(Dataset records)
○ ○ ○ ○ ○ ○ ○
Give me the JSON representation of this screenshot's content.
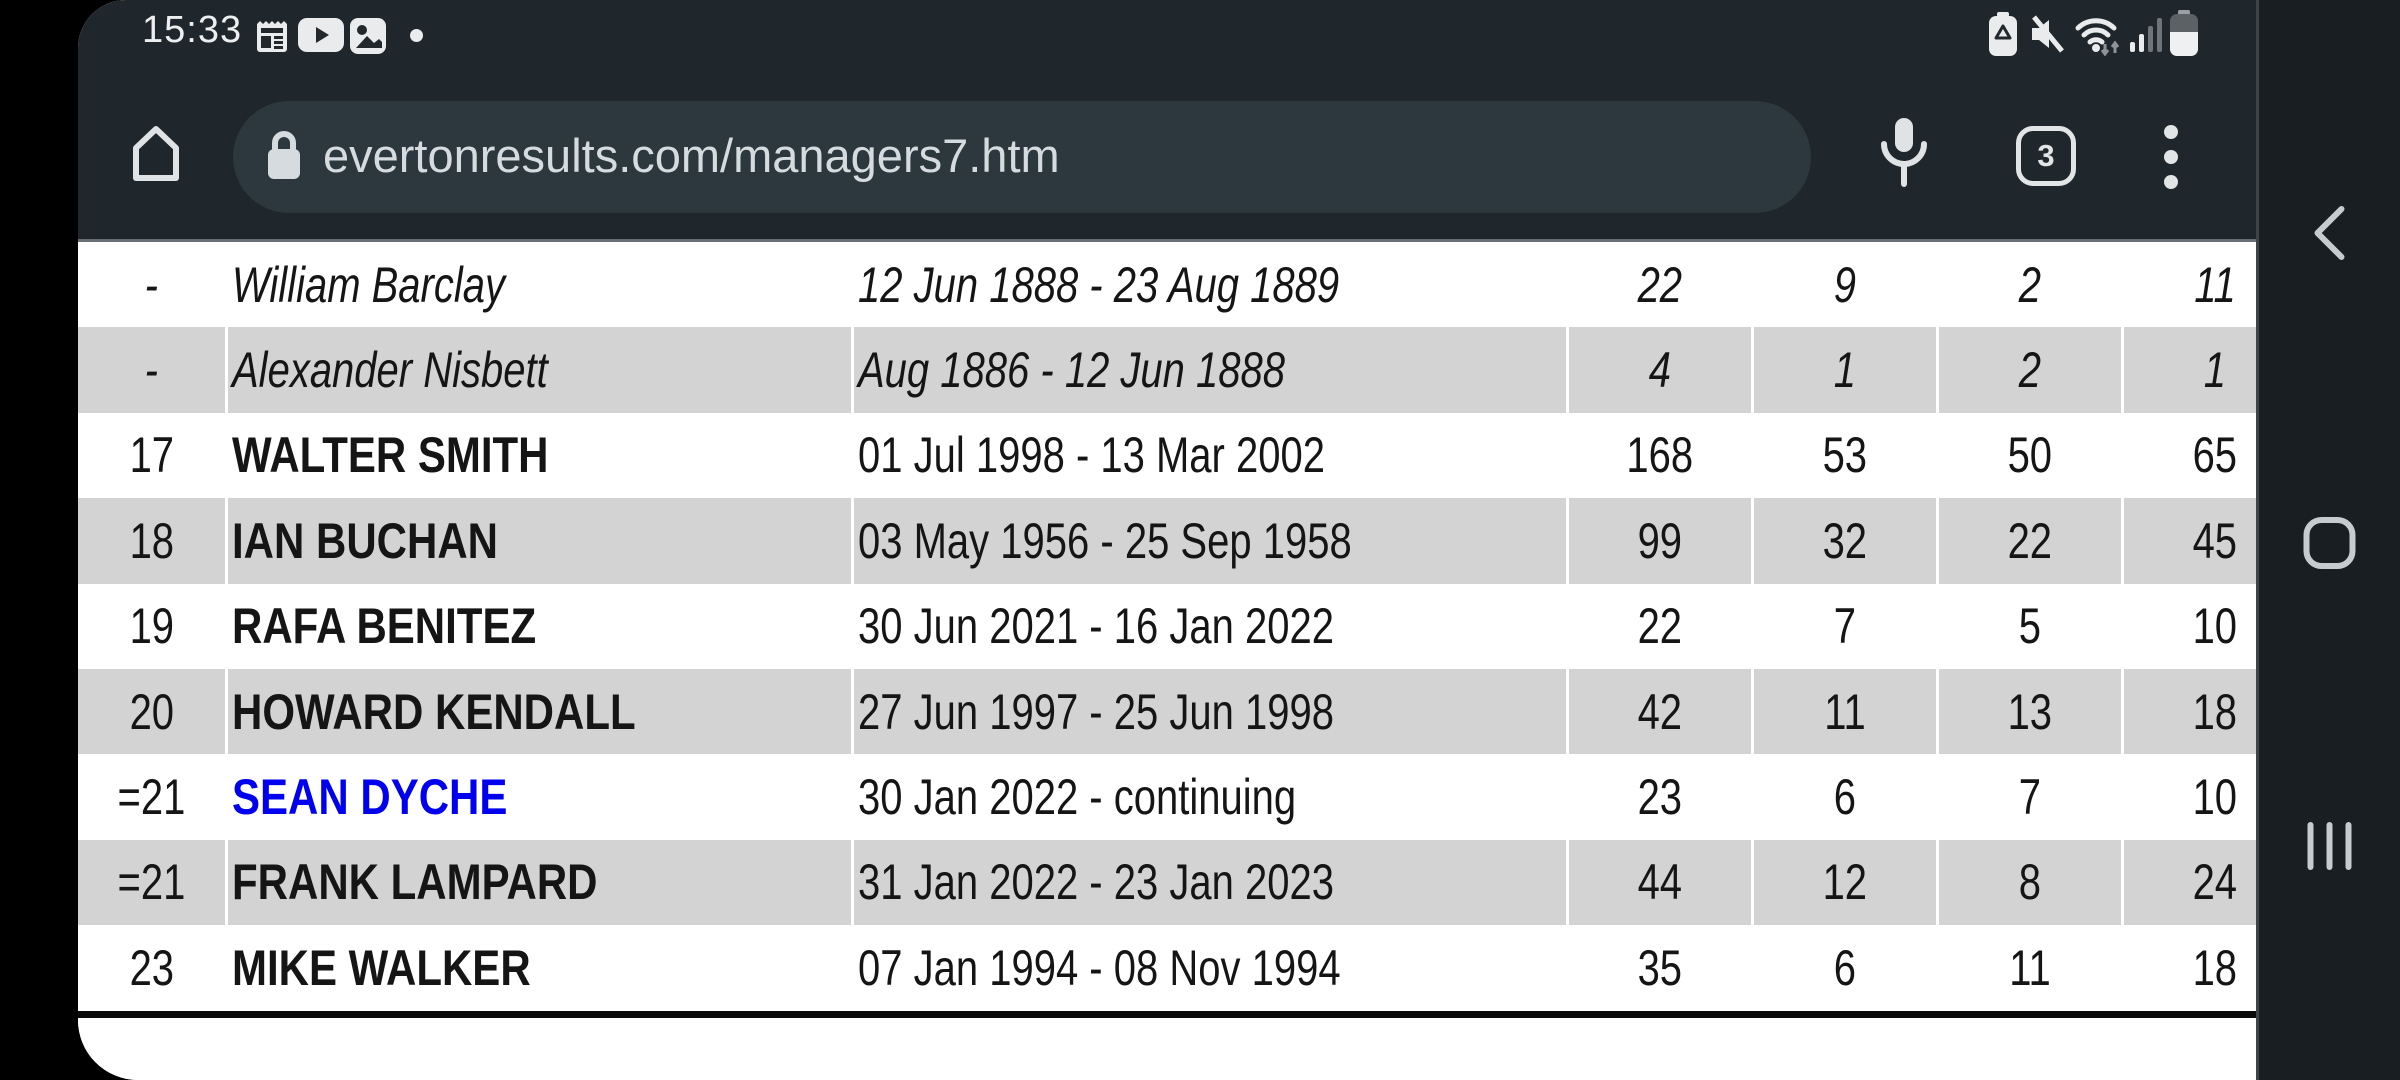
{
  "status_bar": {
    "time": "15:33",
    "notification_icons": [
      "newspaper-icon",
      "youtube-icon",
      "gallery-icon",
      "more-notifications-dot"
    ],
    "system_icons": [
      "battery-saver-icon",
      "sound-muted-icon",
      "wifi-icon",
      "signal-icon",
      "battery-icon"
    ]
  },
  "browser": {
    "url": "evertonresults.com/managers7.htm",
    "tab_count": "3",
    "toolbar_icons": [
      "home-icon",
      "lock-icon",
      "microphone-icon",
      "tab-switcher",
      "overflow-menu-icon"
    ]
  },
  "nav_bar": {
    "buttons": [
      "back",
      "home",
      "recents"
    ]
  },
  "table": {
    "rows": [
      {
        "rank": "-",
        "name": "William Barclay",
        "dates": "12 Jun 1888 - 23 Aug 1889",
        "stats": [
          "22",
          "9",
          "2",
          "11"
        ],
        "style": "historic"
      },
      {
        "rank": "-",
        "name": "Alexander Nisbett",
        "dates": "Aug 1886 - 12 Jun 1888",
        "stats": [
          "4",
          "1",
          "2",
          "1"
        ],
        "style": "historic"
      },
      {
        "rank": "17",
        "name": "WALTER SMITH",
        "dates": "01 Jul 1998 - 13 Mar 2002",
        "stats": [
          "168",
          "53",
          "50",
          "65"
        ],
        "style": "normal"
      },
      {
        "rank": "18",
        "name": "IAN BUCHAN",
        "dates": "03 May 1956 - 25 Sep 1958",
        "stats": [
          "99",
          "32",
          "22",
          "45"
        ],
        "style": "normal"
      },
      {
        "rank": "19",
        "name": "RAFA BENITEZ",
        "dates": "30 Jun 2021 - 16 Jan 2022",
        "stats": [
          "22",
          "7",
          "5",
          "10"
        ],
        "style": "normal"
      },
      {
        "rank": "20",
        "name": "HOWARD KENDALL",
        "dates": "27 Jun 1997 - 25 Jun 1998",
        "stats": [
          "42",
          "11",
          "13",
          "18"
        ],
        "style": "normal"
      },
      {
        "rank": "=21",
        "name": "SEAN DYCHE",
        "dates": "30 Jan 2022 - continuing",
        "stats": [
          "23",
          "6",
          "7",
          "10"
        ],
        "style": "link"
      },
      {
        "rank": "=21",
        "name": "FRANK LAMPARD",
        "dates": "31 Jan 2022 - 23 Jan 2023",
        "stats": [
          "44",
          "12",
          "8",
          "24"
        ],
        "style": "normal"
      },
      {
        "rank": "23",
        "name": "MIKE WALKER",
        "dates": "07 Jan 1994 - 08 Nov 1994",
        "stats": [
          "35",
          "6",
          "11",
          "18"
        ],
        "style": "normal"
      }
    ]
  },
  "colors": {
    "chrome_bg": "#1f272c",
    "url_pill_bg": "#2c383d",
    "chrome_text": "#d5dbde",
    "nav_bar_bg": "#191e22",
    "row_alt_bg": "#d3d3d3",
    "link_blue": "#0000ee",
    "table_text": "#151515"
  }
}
○ ○ ○ ○ ○ ○ ○
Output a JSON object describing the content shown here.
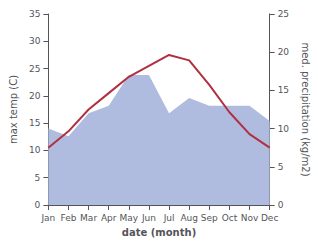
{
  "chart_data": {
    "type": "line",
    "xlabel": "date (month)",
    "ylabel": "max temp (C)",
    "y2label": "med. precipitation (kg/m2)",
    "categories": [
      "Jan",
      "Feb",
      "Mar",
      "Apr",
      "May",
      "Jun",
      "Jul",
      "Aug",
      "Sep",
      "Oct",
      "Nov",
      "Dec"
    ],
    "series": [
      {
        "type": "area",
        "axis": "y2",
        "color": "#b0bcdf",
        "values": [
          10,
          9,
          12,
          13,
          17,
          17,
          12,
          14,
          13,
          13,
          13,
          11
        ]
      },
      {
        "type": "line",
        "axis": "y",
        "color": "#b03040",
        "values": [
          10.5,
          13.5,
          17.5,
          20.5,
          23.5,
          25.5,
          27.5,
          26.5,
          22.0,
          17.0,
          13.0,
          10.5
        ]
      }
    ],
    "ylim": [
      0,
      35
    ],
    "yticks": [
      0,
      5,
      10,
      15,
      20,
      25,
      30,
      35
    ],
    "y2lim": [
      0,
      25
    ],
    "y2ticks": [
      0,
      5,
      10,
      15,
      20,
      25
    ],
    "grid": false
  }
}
○ ○ ○ ○ ○ ○ ○
## Direction:
In the records above, find each line holding "name" and copy it.

## Answer:
        "name": "William Barclay",
        "name": "Alexander Nisbett",
        "name": "WALTER SMITH",
        "name": "IAN BUCHAN",
        "name": "RAFA BENITEZ",
        "name": "HOWARD KENDALL",
        "name": "SEAN DYCHE",
        "name": "FRANK LAMPARD",
        "name": "MIKE WALKER",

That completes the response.